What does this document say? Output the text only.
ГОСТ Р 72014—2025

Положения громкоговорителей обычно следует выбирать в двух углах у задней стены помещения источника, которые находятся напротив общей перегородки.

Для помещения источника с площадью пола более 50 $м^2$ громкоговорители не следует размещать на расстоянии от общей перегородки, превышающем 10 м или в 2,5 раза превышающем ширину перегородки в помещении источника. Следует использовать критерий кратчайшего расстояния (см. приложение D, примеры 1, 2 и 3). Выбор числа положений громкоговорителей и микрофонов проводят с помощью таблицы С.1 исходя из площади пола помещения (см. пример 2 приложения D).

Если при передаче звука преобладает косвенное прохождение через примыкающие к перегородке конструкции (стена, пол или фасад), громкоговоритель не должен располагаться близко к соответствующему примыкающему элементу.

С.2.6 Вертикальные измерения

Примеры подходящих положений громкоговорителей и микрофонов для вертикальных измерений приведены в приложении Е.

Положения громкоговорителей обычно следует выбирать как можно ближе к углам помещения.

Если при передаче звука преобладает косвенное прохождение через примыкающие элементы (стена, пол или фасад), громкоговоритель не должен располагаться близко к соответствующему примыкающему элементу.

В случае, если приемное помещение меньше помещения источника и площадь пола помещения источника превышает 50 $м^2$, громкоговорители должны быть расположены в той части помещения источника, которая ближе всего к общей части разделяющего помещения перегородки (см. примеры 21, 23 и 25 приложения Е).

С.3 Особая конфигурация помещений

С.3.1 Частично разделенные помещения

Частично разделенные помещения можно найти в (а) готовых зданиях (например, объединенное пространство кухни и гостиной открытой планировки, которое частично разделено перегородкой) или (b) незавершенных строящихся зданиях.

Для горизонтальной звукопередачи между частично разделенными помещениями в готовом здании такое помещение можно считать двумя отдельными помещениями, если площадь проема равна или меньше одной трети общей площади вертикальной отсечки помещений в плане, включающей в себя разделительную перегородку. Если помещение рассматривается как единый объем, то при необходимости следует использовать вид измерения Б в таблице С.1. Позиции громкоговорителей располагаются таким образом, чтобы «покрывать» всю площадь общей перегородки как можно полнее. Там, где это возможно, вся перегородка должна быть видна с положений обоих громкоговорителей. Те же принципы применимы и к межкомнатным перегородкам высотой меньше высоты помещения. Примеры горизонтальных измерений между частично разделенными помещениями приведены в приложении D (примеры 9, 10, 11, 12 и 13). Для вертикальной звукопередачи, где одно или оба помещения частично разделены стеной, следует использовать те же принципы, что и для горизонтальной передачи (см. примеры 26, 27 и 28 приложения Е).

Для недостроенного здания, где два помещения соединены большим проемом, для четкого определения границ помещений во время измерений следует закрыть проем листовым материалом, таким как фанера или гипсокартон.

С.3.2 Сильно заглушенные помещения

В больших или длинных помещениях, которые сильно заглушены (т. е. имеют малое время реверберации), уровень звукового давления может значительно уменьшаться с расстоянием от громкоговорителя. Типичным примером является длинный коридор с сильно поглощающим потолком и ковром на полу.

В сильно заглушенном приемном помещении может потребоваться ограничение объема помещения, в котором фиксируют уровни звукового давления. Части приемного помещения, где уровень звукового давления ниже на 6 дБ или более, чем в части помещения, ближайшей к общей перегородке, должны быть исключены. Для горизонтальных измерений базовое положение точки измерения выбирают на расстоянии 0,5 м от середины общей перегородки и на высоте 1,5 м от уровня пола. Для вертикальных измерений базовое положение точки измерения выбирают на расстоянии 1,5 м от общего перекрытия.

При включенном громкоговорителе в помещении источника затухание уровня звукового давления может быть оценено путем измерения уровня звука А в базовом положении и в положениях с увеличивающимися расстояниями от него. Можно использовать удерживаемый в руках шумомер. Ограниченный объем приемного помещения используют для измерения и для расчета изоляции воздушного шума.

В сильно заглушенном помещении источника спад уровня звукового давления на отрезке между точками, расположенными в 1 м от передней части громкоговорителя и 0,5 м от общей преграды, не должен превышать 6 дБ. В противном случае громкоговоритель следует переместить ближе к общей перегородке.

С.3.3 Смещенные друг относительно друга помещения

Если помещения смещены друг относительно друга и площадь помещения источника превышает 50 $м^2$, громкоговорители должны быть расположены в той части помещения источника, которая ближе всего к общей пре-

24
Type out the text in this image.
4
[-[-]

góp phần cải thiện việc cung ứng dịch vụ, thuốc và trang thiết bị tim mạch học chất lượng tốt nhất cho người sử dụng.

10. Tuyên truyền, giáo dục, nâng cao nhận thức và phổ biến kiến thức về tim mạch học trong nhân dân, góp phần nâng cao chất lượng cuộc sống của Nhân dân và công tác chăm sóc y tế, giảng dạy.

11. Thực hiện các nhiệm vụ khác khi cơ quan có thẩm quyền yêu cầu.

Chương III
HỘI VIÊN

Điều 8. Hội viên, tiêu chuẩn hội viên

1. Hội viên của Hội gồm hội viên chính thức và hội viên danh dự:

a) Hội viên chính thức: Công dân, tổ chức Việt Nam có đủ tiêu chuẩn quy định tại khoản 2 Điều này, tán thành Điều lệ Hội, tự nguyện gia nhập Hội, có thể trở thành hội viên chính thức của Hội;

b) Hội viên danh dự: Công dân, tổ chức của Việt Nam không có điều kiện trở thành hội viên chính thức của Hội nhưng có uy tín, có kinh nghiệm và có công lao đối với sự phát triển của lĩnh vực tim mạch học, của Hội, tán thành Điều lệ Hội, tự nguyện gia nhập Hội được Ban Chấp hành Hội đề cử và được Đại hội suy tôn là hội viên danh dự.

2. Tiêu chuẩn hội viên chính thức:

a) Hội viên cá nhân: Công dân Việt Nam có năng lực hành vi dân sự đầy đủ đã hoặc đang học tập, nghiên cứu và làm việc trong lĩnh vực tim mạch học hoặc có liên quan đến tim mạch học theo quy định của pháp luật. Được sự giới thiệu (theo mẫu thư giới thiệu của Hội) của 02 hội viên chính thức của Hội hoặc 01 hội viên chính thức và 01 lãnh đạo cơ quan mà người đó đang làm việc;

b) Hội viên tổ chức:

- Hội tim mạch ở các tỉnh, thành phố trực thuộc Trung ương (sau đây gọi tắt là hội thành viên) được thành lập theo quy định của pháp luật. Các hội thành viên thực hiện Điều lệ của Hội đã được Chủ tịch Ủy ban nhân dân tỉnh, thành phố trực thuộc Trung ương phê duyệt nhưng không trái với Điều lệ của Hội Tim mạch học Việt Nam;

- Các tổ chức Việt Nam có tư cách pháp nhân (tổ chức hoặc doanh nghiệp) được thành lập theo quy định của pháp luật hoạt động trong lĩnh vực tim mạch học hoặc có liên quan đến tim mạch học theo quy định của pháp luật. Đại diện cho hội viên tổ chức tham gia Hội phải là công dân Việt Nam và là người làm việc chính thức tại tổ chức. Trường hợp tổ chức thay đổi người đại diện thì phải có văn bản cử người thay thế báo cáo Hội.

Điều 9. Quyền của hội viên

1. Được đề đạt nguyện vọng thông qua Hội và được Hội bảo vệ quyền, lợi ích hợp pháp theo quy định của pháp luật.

========

Reproduce the entries above exactly.

• TASK ANSWER:
What does this document say? Output the text only.
ГОСТ Р 72014—2025

Положения громкоговорителей обычно следует выбирать в двух углах у задней стены помещения источника, которые находятся напротив общей перегородки.

Для помещения источника с площадью пола более 50 $м^2$ громкоговорители не следует размещать на расстоянии от общей перегородки, превышающем 10 м или в 2,5 раза превышающем ширину перегородки в помещении источника. Следует использовать критерий кратчайшего расстояния (см. приложение D, примеры 1, 2 и 3). Выбор числа положений громкоговорителей и микрофонов проводят с помощью таблицы С.1 исходя из площади пола помещения (см. пример 2 приложения D).

Если при передаче звука преобладает косвенное прохождение через примыкающие к перегородке конструкции (стена, пол или фасад), громкоговоритель не должен располагаться близко к соответствующему примыкающему элементу.

С.2.6 Вертикальные измерения

Примеры подходящих положений громкоговорителей и микрофонов для вертикальных измерений приведены в приложении Е.

Положения громкоговорителей обычно следует выбирать как можно ближе к углам помещения.

Если при передаче звука преобладает косвенное прохождение через примыкающие элементы (стена, пол или фасад), громкоговоритель не должен располагаться близко к соответствующему примыкающему элементу.

В случае, если приемное помещение меньше помещения источника и площадь пола помещения источника превышает 50 $м^2$, громкоговорители должны быть расположены в той части помещения источника, которая ближе всего к общей части разделяющего помещения перегородки (см. примеры 21, 23 и 25 приложения Е).

С.3 Особая конфигурация помещений

С.3.1 Частично разделенные помещения

Частично разделенные помещения можно найти в (а) готовых зданиях (например, объединенное пространство кухни и гостиной открытой планировки, которое частично разделено перегородкой) или (b) незавершенных строящихся зданиях.

Для горизонтальной звукопередачи между частично разделенными помещениями в готовом здании такое помещение можно считать двумя отдельными помещениями, если площадь проема равна или меньше одной трети общей площади вертикальной отсечки помещений в плане, включающей в себя разделительную перегородку. Если помещение рассматривается как единый объем, то при необходимости следует использовать вид измерения Б в таблице С.1. Позиции громкоговорителей располагаются таким образом, чтобы «покрывать» всю площадь общей перегородки как можно полнее. Там, где это возможно, вся перегородка должна быть видна с положений обоих громкоговорителей. Те же принципы применимы и к межкомнатным перегородкам высотой меньше высоты помещения. Примеры горизонтальных измерений между частично разделенными помещениями приведены в приложении D (примеры 9, 10, 11, 12 и 13). Для вертикальной звукопередачи, где одно или оба помещения частично разделены стеной, следует использовать те же принципы, что и для горизонтальной передачи (см. примеры 26, 27 и 28 приложения Е).

Для недостроенного здания, где два помещения соединены большим проемом, для четкого определения границ помещений во время измерений следует закрыть проем листовым материалом, таким как фанера или гипсокартон.

С.3.2 Сильно заглушенные помещения

В больших или длинных помещениях, которые сильно заглушены (т. е. имеют малое время реверберации), уровень звукового давления может значительно уменьшаться с расстоянием от громкоговорителя. Типичным примером является длинный коридор с сильно поглощающим потолком и ковром на полу.

В сильно заглушенном приемном помещении может потребоваться ограничение объема помещения, в котором фиксируют уровни звукового давления. Части приемного помещения, где уровень звукового давления ниже на 6 дБ или более, чем в части помещения, ближайшей к общей перегородке, должны быть исключены. Для горизонтальных измерений базовое положение точки измерения выбирают на расстоянии 0,5 м от середины общей перегородки и на высоте 1,5 м от уровня пола. Для вертикальных измерений базовое положение точки измерения выбирают на расстоянии 1,5 м от общего перекрытия.

При включенном громкоговорителе в помещении источника затухание уровня звукового давления может быть оценено путем измерения уровня звука А в базовом положении и в положениях с увеличивающимися расстояниями от него. Можно использовать удерживаемый в руках шумомер. Ограниченный объем приемного помещения используют для измерения и для расчета изоляции воздушного шума.

В сильно заглушенном помещении источника спад уровня звукового давления на отрезке между точками, расположенными в 1 м от передней части громкоговорителя и 0,5 м от общей преграды, не должен превышать 6 дБ. В противном случае громкоговоритель следует переместить ближе к общей перегородке.

С.3.3 Смещенные друг относительно друга помещения

Если помещения смещены друг относительно друга и площадь помещения источника превышает 50 $м^2$, громкоговорители должны быть расположены в той части помещения источника, которая ближе всего к общей пре-

24
Type out the text in this image.
4
[-[-]

góp phần cải thiện việc cung ứng dịch vụ, thuốc và trang thiết bị tim mạch học chất lượng tốt nhất cho người sử dụng.

10. Tuyên truyền, giáo dục, nâng cao nhận thức và phổ biến kiến thức về tim mạch học trong nhân dân, góp phần nâng cao chất lượng cuộc sống của Nhân dân và công tác chăm sóc y tế, giảng dạy.

11. Thực hiện các nhiệm vụ khác khi cơ quan có thẩm quyền yêu cầu.

Chương III
HỘI VIÊN

Điều 8. Hội viên, tiêu chuẩn hội viên

1. Hội viên của Hội gồm hội viên chính thức và hội viên danh dự:

a) Hội viên chính thức: Công dân, tổ chức Việt Nam có đủ tiêu chuẩn quy định tại khoản 2 Điều này, tán thành Điều lệ Hội, tự nguyện gia nhập Hội, có thể trở thành hội viên chính thức của Hội;

b) Hội viên danh dự: Công dân, tổ chức của Việt Nam không có điều kiện trở thành hội viên chính thức của Hội nhưng có uy tín, có kinh nghiệm và có công lao đối với sự phát triển của lĩnh vực tim mạch học, của Hội, tán thành Điều lệ Hội, tự nguyện gia nhập Hội được Ban Chấp hành Hội đề cử và được Đại hội suy tôn là hội viên danh dự.

2. Tiêu chuẩn hội viên chính thức:

a) Hội viên cá nhân: Công dân Việt Nam có năng lực hành vi dân sự đầy đủ đã hoặc đang học tập, nghiên cứu và làm việc trong lĩnh vực tim mạch học hoặc có liên quan đến tim mạch học theo quy định của pháp luật. Được sự giới thiệu (theo mẫu thư giới thiệu của Hội) của 02 hội viên chính thức của Hội hoặc 01 hội viên chính thức và 01 lãnh đạo cơ quan mà người đó đang làm việc;

b) Hội viên tổ chức:

- Hội tim mạch ở các tỉnh, thành phố trực thuộc Trung ương (sau đây gọi tắt là hội thành viên) được thành lập theo quy định của pháp luật. Các hội thành viên thực hiện Điều lệ của Hội đã được Chủ tịch Ủy ban nhân dân tỉnh, thành phố trực thuộc Trung ương phê duyệt nhưng không trái với Điều lệ của Hội Tim mạch học Việt Nam;

- Các tổ chức Việt Nam có tư cách pháp nhân (tổ chức hoặc doanh nghiệp) được thành lập theo quy định của pháp luật hoạt động trong lĩnh vực tim mạch học hoặc có liên quan đến tim mạch học theo quy định của pháp luật. Đại diện cho hội viên tổ chức tham gia Hội phải là công dân Việt Nam và là người làm việc chính thức tại tổ chức. Trường hợp tổ chức thay đổi người đại diện thì phải có văn bản cử người thay thế báo cáo Hội.

Điều 9. Quyền của hội viên

1. Được đề đạt nguyện vọng thông qua Hội và được Hội bảo vệ quyền, lợi ích hợp pháp theo quy định của pháp luật.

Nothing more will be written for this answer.